_Task brief_: Gather all lines in the entries that include the word "Комплекс".

★ ★ ★ ★ ★ ★ ★

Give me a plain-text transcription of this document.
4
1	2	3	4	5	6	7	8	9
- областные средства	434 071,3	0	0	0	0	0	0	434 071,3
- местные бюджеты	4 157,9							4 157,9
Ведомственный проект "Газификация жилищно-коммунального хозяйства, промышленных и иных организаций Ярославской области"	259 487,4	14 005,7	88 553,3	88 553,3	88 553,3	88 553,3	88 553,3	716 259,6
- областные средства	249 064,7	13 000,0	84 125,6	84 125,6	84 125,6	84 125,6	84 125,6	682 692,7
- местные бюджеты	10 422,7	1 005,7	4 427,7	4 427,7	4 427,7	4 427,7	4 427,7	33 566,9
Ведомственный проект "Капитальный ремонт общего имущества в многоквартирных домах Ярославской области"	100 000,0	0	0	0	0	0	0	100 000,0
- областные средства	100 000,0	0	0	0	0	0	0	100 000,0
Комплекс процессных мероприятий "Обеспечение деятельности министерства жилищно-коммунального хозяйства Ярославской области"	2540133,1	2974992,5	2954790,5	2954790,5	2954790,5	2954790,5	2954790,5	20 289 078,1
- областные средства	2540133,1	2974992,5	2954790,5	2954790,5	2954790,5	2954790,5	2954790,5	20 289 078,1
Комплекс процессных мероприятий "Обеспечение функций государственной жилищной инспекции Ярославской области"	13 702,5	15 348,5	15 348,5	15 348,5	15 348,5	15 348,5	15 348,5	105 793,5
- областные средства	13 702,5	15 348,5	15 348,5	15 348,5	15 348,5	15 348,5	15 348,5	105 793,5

★ ★ ★ ★ ★ ★ ★

_Output for this exercise_:
Комплекс процессных мероприятий "Обеспечение деятельности министерства жилищно-коммунального хозяйства Ярославской области"	2540133,1	2974992,5	2954790,5	2954790,5	2954790,5	2954790,5	2954790,5	20 289 078,1
Комплекс процессных мероприятий "Обеспечение функций государственной жилищной инспекции Ярославской области"	13 702,5	15 348,5	15 348,5	15 348,5	15 348,5	15 348,5	15 348,5	105 793,5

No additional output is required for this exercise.